## Directions
Copy each line containing the word "Energy" from the records that follow, please.

## Data entries
= = =
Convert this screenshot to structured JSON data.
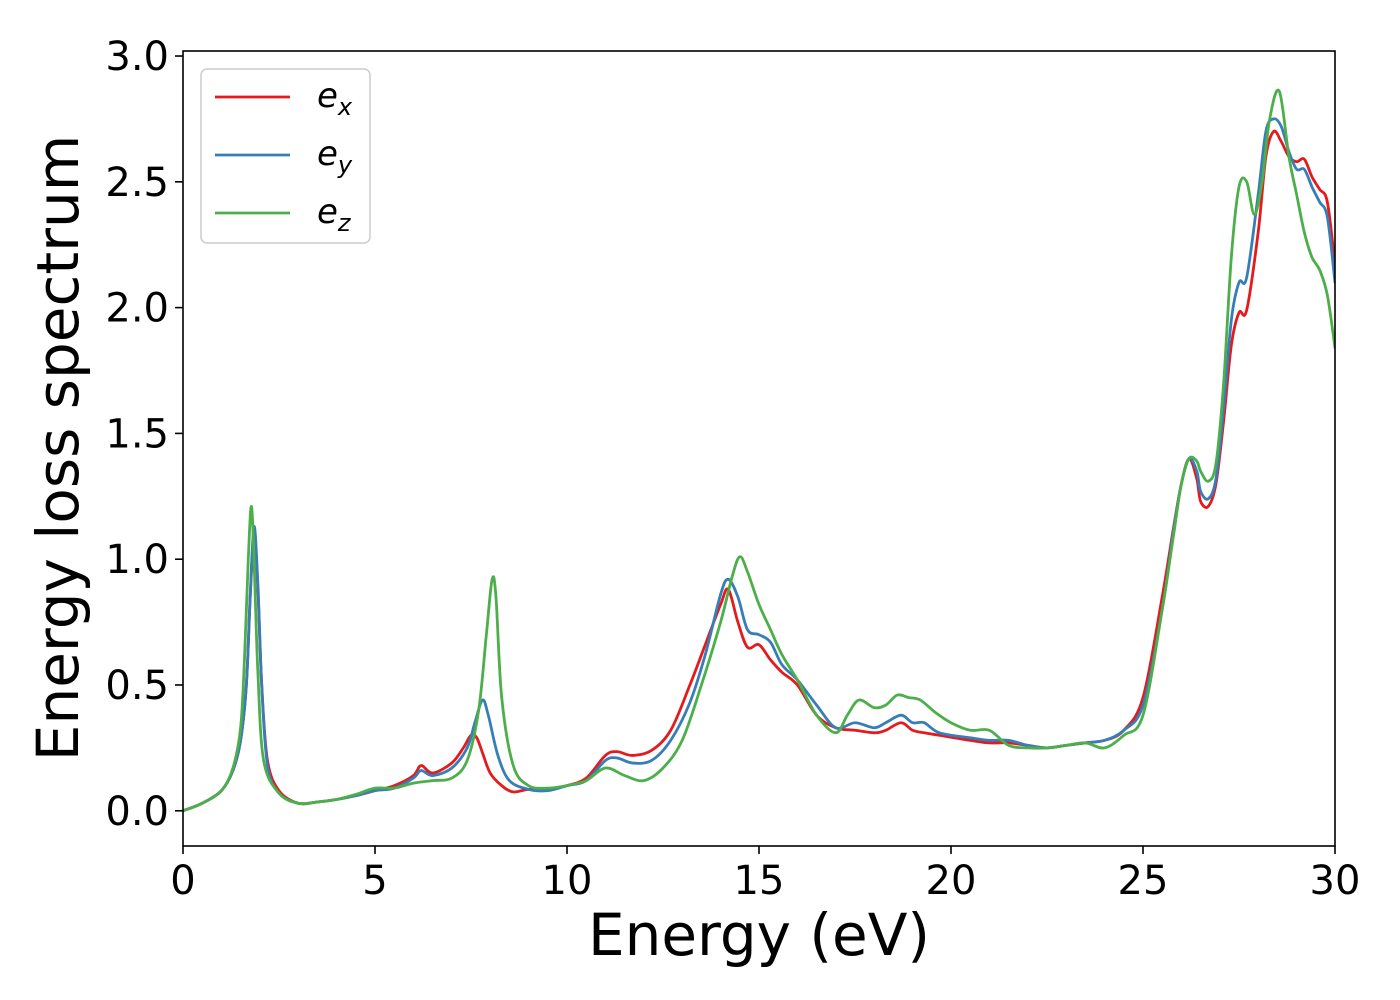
{
  "chart_data": {
    "type": "line",
    "xlabel": "Energy (eV)",
    "ylabel": "Energy loss spectrum",
    "xlim": [
      0,
      30
    ],
    "ylim": [
      -0.14,
      3.02
    ],
    "xticks": [
      0,
      5,
      10,
      15,
      20,
      25,
      30
    ],
    "yticks": [
      0.0,
      0.5,
      1.0,
      1.5,
      2.0,
      2.5,
      3.0
    ],
    "xtick_labels": [
      "0",
      "5",
      "10",
      "15",
      "20",
      "25",
      "30"
    ],
    "ytick_labels": [
      "0.0",
      "0.5",
      "1.0",
      "1.5",
      "2.0",
      "2.5",
      "3.0"
    ],
    "grid": false,
    "legend_position": "top-left",
    "series": [
      {
        "name": "e_x",
        "legend_base": "e",
        "legend_sub": "x",
        "color": "#e41a1c",
        "x": [
          0,
          0.5,
          1.0,
          1.3,
          1.5,
          1.65,
          1.75,
          1.85,
          1.95,
          2.05,
          2.2,
          2.5,
          3.0,
          3.5,
          4.0,
          4.5,
          5.0,
          5.5,
          6.0,
          6.2,
          6.5,
          7.0,
          7.3,
          7.5,
          7.65,
          7.8,
          8.0,
          8.3,
          8.6,
          9.0,
          9.5,
          10.0,
          10.5,
          11.0,
          11.3,
          11.7,
          12.2,
          12.7,
          13.2,
          13.6,
          14.0,
          14.2,
          14.45,
          14.7,
          15.0,
          15.3,
          15.6,
          16.0,
          16.5,
          17.0,
          17.5,
          18.0,
          18.3,
          18.7,
          19.0,
          19.3,
          19.7,
          20.5,
          21.0,
          21.5,
          22.0,
          22.5,
          23.0,
          23.5,
          24.0,
          24.5,
          25.0,
          25.5,
          25.8,
          26.0,
          26.2,
          26.4,
          26.5,
          26.7,
          26.9,
          27.1,
          27.3,
          27.5,
          27.7,
          28.0,
          28.2,
          28.4,
          28.6,
          28.8,
          29.0,
          29.2,
          29.4,
          29.6,
          29.8,
          30.0
        ],
        "y": [
          0.0,
          0.03,
          0.08,
          0.16,
          0.28,
          0.5,
          0.85,
          1.1,
          0.88,
          0.5,
          0.2,
          0.08,
          0.03,
          0.035,
          0.045,
          0.06,
          0.08,
          0.1,
          0.14,
          0.18,
          0.15,
          0.19,
          0.25,
          0.3,
          0.29,
          0.23,
          0.15,
          0.1,
          0.075,
          0.085,
          0.085,
          0.1,
          0.13,
          0.22,
          0.235,
          0.22,
          0.24,
          0.32,
          0.5,
          0.66,
          0.82,
          0.88,
          0.75,
          0.65,
          0.66,
          0.6,
          0.55,
          0.5,
          0.38,
          0.33,
          0.32,
          0.31,
          0.32,
          0.35,
          0.32,
          0.31,
          0.3,
          0.28,
          0.27,
          0.27,
          0.26,
          0.25,
          0.26,
          0.27,
          0.28,
          0.32,
          0.45,
          0.85,
          1.13,
          1.3,
          1.4,
          1.32,
          1.23,
          1.21,
          1.3,
          1.55,
          1.85,
          1.98,
          1.99,
          2.3,
          2.6,
          2.7,
          2.66,
          2.6,
          2.58,
          2.59,
          2.52,
          2.47,
          2.42,
          2.17
        ]
      },
      {
        "name": "e_y",
        "legend_base": "e",
        "legend_sub": "y",
        "color": "#377eb8",
        "x": [
          0,
          0.5,
          1.0,
          1.3,
          1.5,
          1.65,
          1.75,
          1.85,
          1.95,
          2.05,
          2.2,
          2.5,
          3.0,
          3.5,
          4.0,
          4.5,
          5.0,
          5.5,
          6.0,
          6.2,
          6.5,
          7.0,
          7.4,
          7.6,
          7.8,
          7.95,
          8.2,
          8.5,
          9.0,
          9.5,
          10.0,
          10.5,
          11.0,
          11.3,
          11.7,
          12.2,
          12.7,
          13.2,
          13.6,
          14.0,
          14.2,
          14.45,
          14.7,
          15.0,
          15.3,
          15.6,
          16.0,
          16.5,
          17.0,
          17.5,
          18.0,
          18.3,
          18.7,
          19.0,
          19.3,
          19.7,
          20.5,
          21.0,
          21.5,
          22.0,
          22.5,
          23.0,
          23.5,
          24.0,
          24.5,
          25.0,
          25.5,
          25.8,
          26.0,
          26.2,
          26.4,
          26.5,
          26.7,
          26.9,
          27.1,
          27.3,
          27.5,
          27.7,
          28.0,
          28.2,
          28.4,
          28.6,
          28.8,
          29.0,
          29.2,
          29.4,
          29.6,
          29.8,
          30.0
        ],
        "y": [
          0.0,
          0.03,
          0.08,
          0.16,
          0.28,
          0.5,
          0.85,
          1.13,
          0.9,
          0.5,
          0.18,
          0.07,
          0.03,
          0.035,
          0.045,
          0.06,
          0.08,
          0.09,
          0.13,
          0.16,
          0.14,
          0.17,
          0.25,
          0.35,
          0.44,
          0.38,
          0.22,
          0.12,
          0.085,
          0.08,
          0.1,
          0.12,
          0.2,
          0.21,
          0.19,
          0.2,
          0.28,
          0.43,
          0.62,
          0.86,
          0.92,
          0.85,
          0.72,
          0.7,
          0.67,
          0.58,
          0.52,
          0.42,
          0.33,
          0.35,
          0.33,
          0.35,
          0.38,
          0.35,
          0.35,
          0.31,
          0.29,
          0.28,
          0.28,
          0.26,
          0.25,
          0.26,
          0.27,
          0.28,
          0.32,
          0.42,
          0.8,
          1.12,
          1.3,
          1.4,
          1.35,
          1.27,
          1.24,
          1.32,
          1.6,
          1.95,
          2.1,
          2.12,
          2.45,
          2.7,
          2.75,
          2.72,
          2.62,
          2.55,
          2.55,
          2.48,
          2.42,
          2.36,
          2.1
        ]
      },
      {
        "name": "e_z",
        "legend_base": "e",
        "legend_sub": "z",
        "color": "#4daf4a",
        "x": [
          0,
          0.5,
          1.0,
          1.3,
          1.5,
          1.6,
          1.7,
          1.78,
          1.85,
          1.95,
          2.1,
          2.5,
          3.0,
          3.5,
          4.0,
          4.5,
          5.0,
          5.5,
          6.0,
          6.5,
          7.0,
          7.4,
          7.7,
          7.9,
          8.05,
          8.15,
          8.3,
          8.6,
          9.0,
          9.5,
          10.0,
          10.5,
          11.0,
          11.5,
          12.0,
          12.5,
          13.0,
          13.5,
          14.0,
          14.3,
          14.5,
          14.7,
          15.0,
          15.3,
          15.6,
          16.0,
          16.5,
          17.0,
          17.3,
          17.6,
          18.0,
          18.3,
          18.6,
          18.9,
          19.2,
          19.6,
          20.0,
          20.5,
          21.0,
          21.5,
          22.0,
          22.5,
          23.0,
          23.5,
          24.0,
          24.5,
          25.0,
          25.5,
          25.8,
          26.0,
          26.2,
          26.4,
          26.5,
          26.7,
          26.9,
          27.1,
          27.3,
          27.5,
          27.7,
          27.9,
          28.1,
          28.3,
          28.55,
          28.8,
          29.0,
          29.2,
          29.4,
          29.6,
          29.8,
          30.0
        ],
        "y": [
          0.0,
          0.03,
          0.08,
          0.17,
          0.33,
          0.6,
          1.0,
          1.21,
          1.0,
          0.55,
          0.2,
          0.07,
          0.03,
          0.035,
          0.045,
          0.065,
          0.09,
          0.09,
          0.11,
          0.12,
          0.13,
          0.2,
          0.4,
          0.7,
          0.92,
          0.85,
          0.45,
          0.18,
          0.1,
          0.09,
          0.1,
          0.12,
          0.17,
          0.14,
          0.12,
          0.17,
          0.28,
          0.5,
          0.75,
          0.93,
          1.01,
          0.95,
          0.82,
          0.72,
          0.62,
          0.52,
          0.38,
          0.31,
          0.38,
          0.44,
          0.41,
          0.42,
          0.46,
          0.45,
          0.44,
          0.39,
          0.35,
          0.32,
          0.32,
          0.26,
          0.25,
          0.25,
          0.26,
          0.27,
          0.25,
          0.3,
          0.38,
          0.8,
          1.1,
          1.3,
          1.4,
          1.39,
          1.35,
          1.31,
          1.38,
          1.7,
          2.2,
          2.48,
          2.5,
          2.37,
          2.5,
          2.75,
          2.86,
          2.6,
          2.45,
          2.3,
          2.2,
          2.15,
          2.05,
          1.84
        ]
      }
    ]
  }
}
= = =
## The reply
    "xlabel": "Energy (eV)",
    "ylabel": "Energy loss spectrum",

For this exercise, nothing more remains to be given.